_PROVIDED DATA_
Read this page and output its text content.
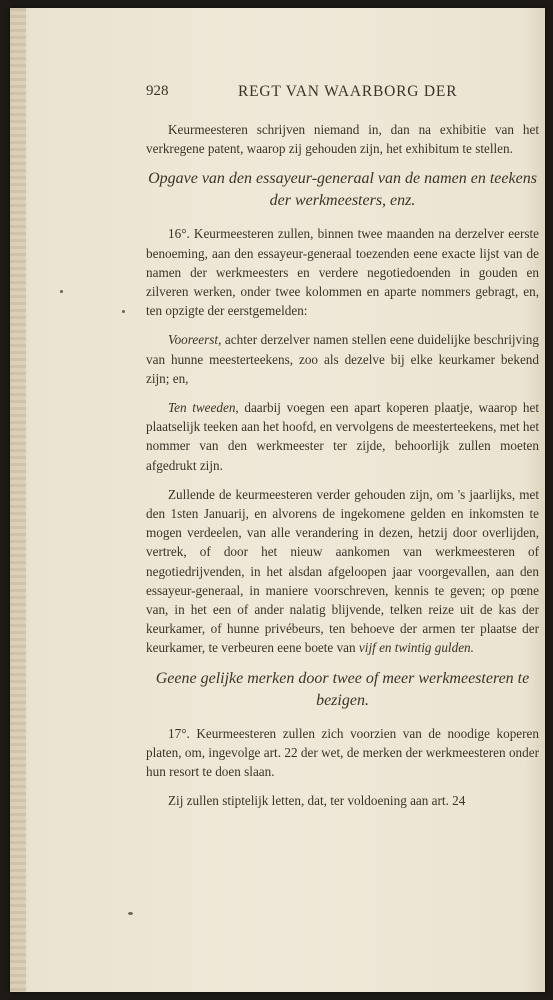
928	REGT VAN WAARBORG DER

Keurmeesteren schrijven niemand in, dan na exhibitie van het verkregene patent, waarop zij gehouden zijn, het exhibitum te stellen.

Opgave van den essayeur-generaal van de namen en teekens der werkmeesters, enz.

16°. Keurmeesteren zullen, binnen twee maanden na derzelver eerste benoeming, aan den essayeur-generaal toezenden eene exacte lijst van de namen der werkmeesters en verdere negotiedoenden in gouden en zilveren werken, onder twee kolommen en aparte nommers gebragt, en, ten opzigte der eerstgemelden:

Vooreerst, achter derzelver namen stellen eene duidelijke beschrijving van hunne meesterteekens, zoo als dezelve bij elke keurkamer bekend zijn; en,

Ten tweeden, daarbij voegen een apart koperen plaatje, waarop het plaatselijk teeken aan het hoofd, en vervolgens de meesterteekens, met het nommer van den werkmeester ter zijde, behoorlijk zullen moeten afgedrukt zijn.

Zullende de keurmeesteren verder gehouden zijn, om 's jaarlijks, met den 1sten Januarij, en alvorens de ingekomene gelden en inkomsten te mogen verdeelen, van alle verandering in dezen, hetzij door overlijden, vertrek, of door het nieuw aankomen van werkmeesteren of negotiedrijvenden, in het alsdan afgeloopen jaar voorgevallen, aan den essayeur-generaal, in maniere voorschreven, kennis te geven; op pœne van, in het een of ander nalatig blijvende, telken reize uit de kas der keurkamer, of hunne privébeurs, ten behoeve der armen ter plaatse der keurkamer, te verbeuren eene boete van vijf en twintig gulden.

Geene gelijke merken door twee of meer werkmeesteren te bezigen.

17°. Keurmeesteren zullen zich voorzien van de noodige koperen platen, om, ingevolge art. 22 der wet, de merken der werkmeesteren onder hun resort te doen slaan.

Zij zullen stiptelijk letten, dat, ter voldoening aan art. 24
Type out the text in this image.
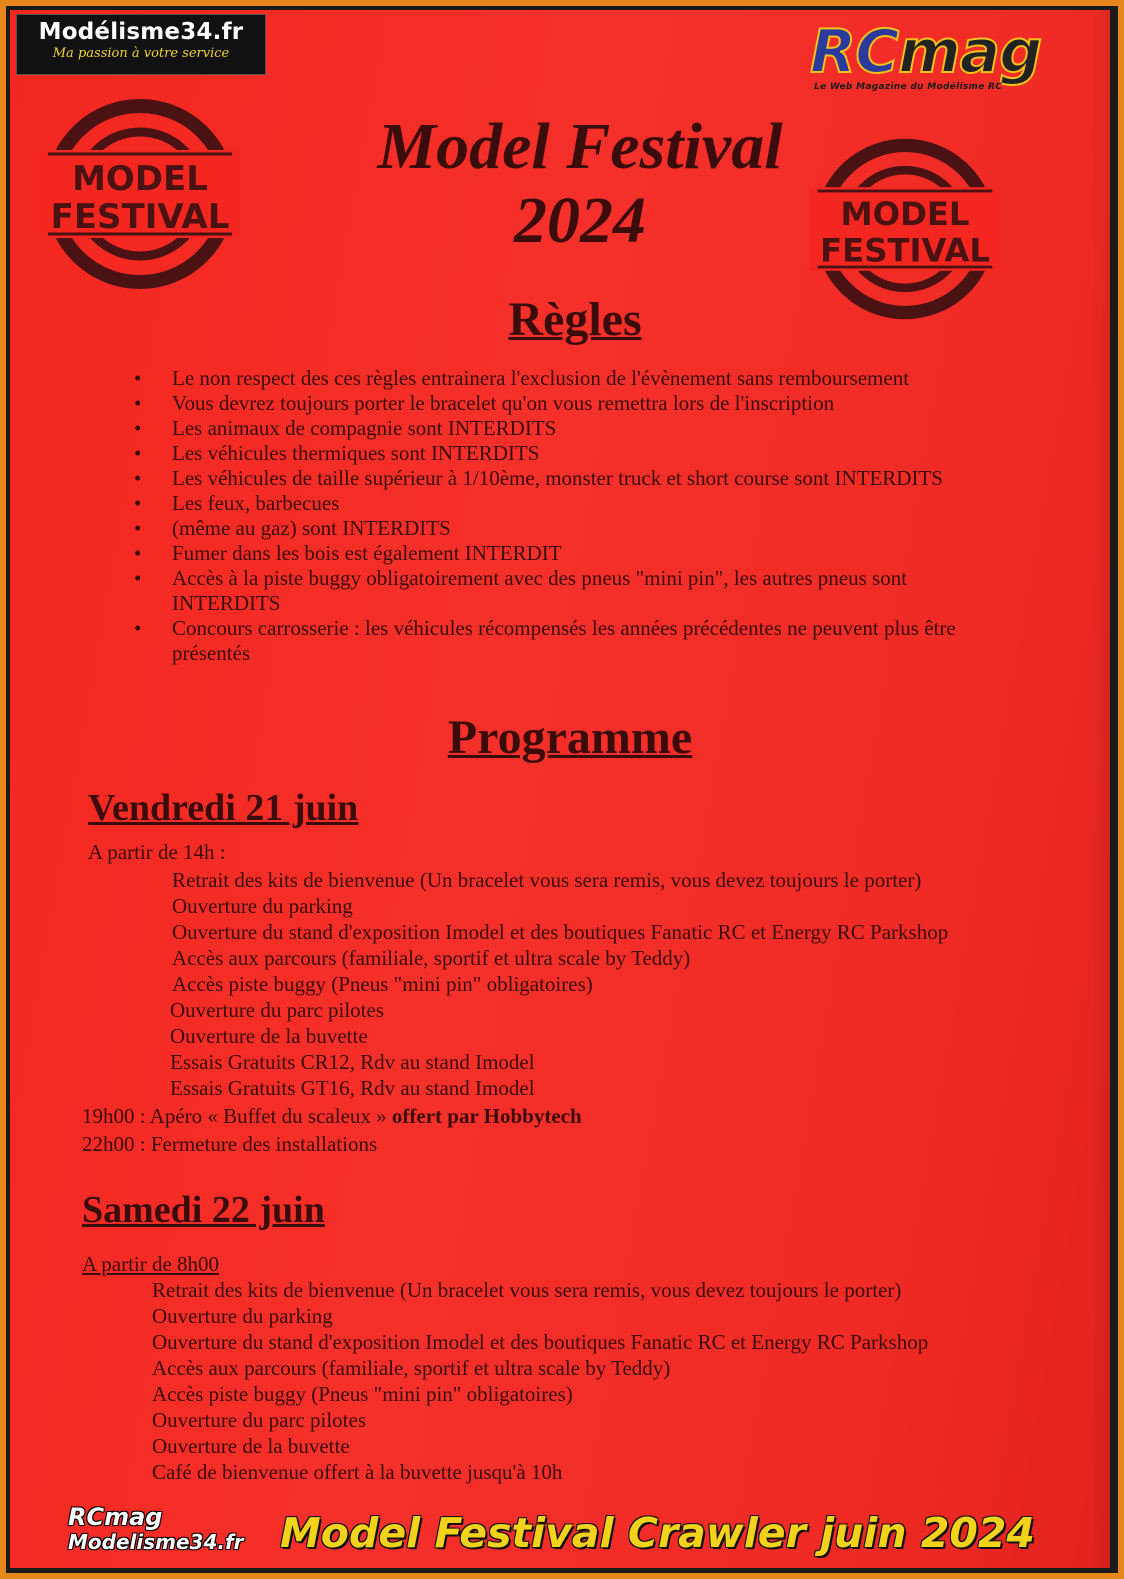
MODEL
FESTIVAL	MODEL
FESTIVAL
Model Festival
2024
Règles
• Le non respect des ces règles entrainera l'exclusion de l'évènement sans remboursement
• Vous devrez toujours porter le bracelet qu'on vous remettra lors de l'inscription
• Les animaux de compagnie sont INTERDITS
• Les véhicules thermiques sont INTERDITS
• Les véhicules de taille supérieur à 1/10ème, monster truck et short course sont INTERDITS
• Les feux, barbecues
• (même au gaz) sont INTERDITS
• Fumer dans les bois est également INTERDIT
• Accès à la piste buggy obligatoirement avec des pneus "mini pin", les autres pneus sont INTERDITS
• Concours carrosserie : les véhicules récompensés les années précédentes ne peuvent plus être présentés
Programme
Vendredi 21 juin
A partir de 14h :
Retrait des kits de bienvenue (Un bracelet vous sera remis, vous devez toujours le porter)
Ouverture du parking
Ouverture du stand d'exposition Imodel et des boutiques Fanatic RC et Energy RC Parkshop
Accès aux parcours (familiale, sportif et ultra scale by Teddy)
Accès piste buggy (Pneus "mini pin" obligatoires)
Ouverture du parc pilotes
Ouverture de la buvette
Essais Gratuits CR12, Rdv au stand Imodel
Essais Gratuits GT16, Rdv au stand Imodel
19h00 : Apéro « Buffet du scaleux » offert par Hobbytech
22h00 : Fermeture des installations
Samedi 22 juin
A partir de 8h00
Retrait des kits de bienvenue (Un bracelet vous sera remis, vous devez toujours le porter)
Ouverture du parking
Ouverture du stand d'exposition Imodel et des boutiques Fanatic RC et Energy RC Parkshop
Accès aux parcours (familiale, sportif et ultra scale by Teddy)
Accès piste buggy (Pneus "mini pin" obligatoires)
Ouverture du parc pilotes
Ouverture de la buvette
Café de bienvenue offert à la buvette jusqu'à 10h
RCmag
Modelisme34.fr Model Festival Crawler juin 2024
Modélisme34.fr
Ma passion à votre service	RCmag
Le Web Magazine du Modélisme RC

_PROBLEM REQUIREMENTS_
Transcribe the whole listing exactly. Pictures are excluded.

_ANSWER TO THE EXERCISE_
Read this page and output its text content.
928	REGT VAN WAARBORG DER

Keurmeesteren schrijven niemand in, dan na exhibitie van het verkregene patent, waarop zij gehouden zijn, het exhibitum te stellen.

Opgave van den essayeur-generaal van de namen en teekens der werkmeesters, enz.

16°. Keurmeesteren zullen, binnen twee maanden na derzelver eerste benoeming, aan den essayeur-generaal toezenden eene exacte lijst van de namen der werkmeesters en verdere negotiedoenden in gouden en zilveren werken, onder twee kolommen en aparte nommers gebragt, en, ten opzigte der eerstgemelden:

Vooreerst, achter derzelver namen stellen eene duidelijke beschrijving van hunne meesterteekens, zoo als dezelve bij elke keurkamer bekend zijn; en,

Ten tweeden, daarbij voegen een apart koperen plaatje, waarop het plaatselijk teeken aan het hoofd, en vervolgens de meesterteekens, met het nommer van den werkmeester ter zijde, behoorlijk zullen moeten afgedrukt zijn.

Zullende de keurmeesteren verder gehouden zijn, om 's jaarlijks, met den 1sten Januarij, en alvorens de ingekomene gelden en inkomsten te mogen verdeelen, van alle verandering in dezen, hetzij door overlijden, vertrek, of door het nieuw aankomen van werkmeesteren of negotiedrijvenden, in het alsdan afgeloopen jaar voorgevallen, aan den essayeur-generaal, in maniere voorschreven, kennis te geven; op pœne van, in het een of ander nalatig blijvende, telken reize uit de kas der keurkamer, of hunne privébeurs, ten behoeve der armen ter plaatse der keurkamer, te verbeuren eene boete van vijf en twintig gulden.

Geene gelijke merken door twee of meer werkmeesteren te bezigen.

17°. Keurmeesteren zullen zich voorzien van de noodige koperen platen, om, ingevolge art. 22 der wet, de merken der werkmeesteren onder hun resort te doen slaan.

Zij zullen stiptelijk letten, dat, ter voldoening aan art. 24
Type out the text in this image.
MODEL
FESTIVAL	MODEL
FESTIVAL
Model Festival
2024
Règles
• Le non respect des ces règles entrainera l'exclusion de l'évènement sans remboursement
• Vous devrez toujours porter le bracelet qu'on vous remettra lors de l'inscription
• Les animaux de compagnie sont INTERDITS
• Les véhicules thermiques sont INTERDITS
• Les véhicules de taille supérieur à 1/10ème, monster truck et short course sont INTERDITS
• Les feux, barbecues
• (même au gaz) sont INTERDITS
• Fumer dans les bois est également INTERDIT
• Accès à la piste buggy obligatoirement avec des pneus "mini pin", les autres pneus sont INTERDITS
• Concours carrosserie : les véhicules récompensés les années précédentes ne peuvent plus être présentés
Programme
Vendredi 21 juin
A partir de 14h :
Retrait des kits de bienvenue (Un bracelet vous sera remis, vous devez toujours le porter)
Ouverture du parking
Ouverture du stand d'exposition Imodel et des boutiques Fanatic RC et Energy RC Parkshop
Accès aux parcours (familiale, sportif et ultra scale by Teddy)
Accès piste buggy (Pneus "mini pin" obligatoires)
Ouverture du parc pilotes
Ouverture de la buvette
Essais Gratuits CR12, Rdv au stand Imodel
Essais Gratuits GT16, Rdv au stand Imodel
19h00 : Apéro « Buffet du scaleux » offert par Hobbytech
22h00 : Fermeture des installations
Samedi 22 juin
A partir de 8h00
Retrait des kits de bienvenue (Un bracelet vous sera remis, vous devez toujours le porter)
Ouverture du parking
Ouverture du stand d'exposition Imodel et des boutiques Fanatic RC et Energy RC Parkshop
Accès aux parcours (familiale, sportif et ultra scale by Teddy)
Accès piste buggy (Pneus "mini pin" obligatoires)
Ouverture du parc pilotes
Ouverture de la buvette
Café de bienvenue offert à la buvette jusqu'à 10h
RCmag
Modelisme34.fr Model Festival Crawler juin 2024
Modélisme34.fr
Ma passion à votre service	RCmag
Le Web Magazine du Modélisme RC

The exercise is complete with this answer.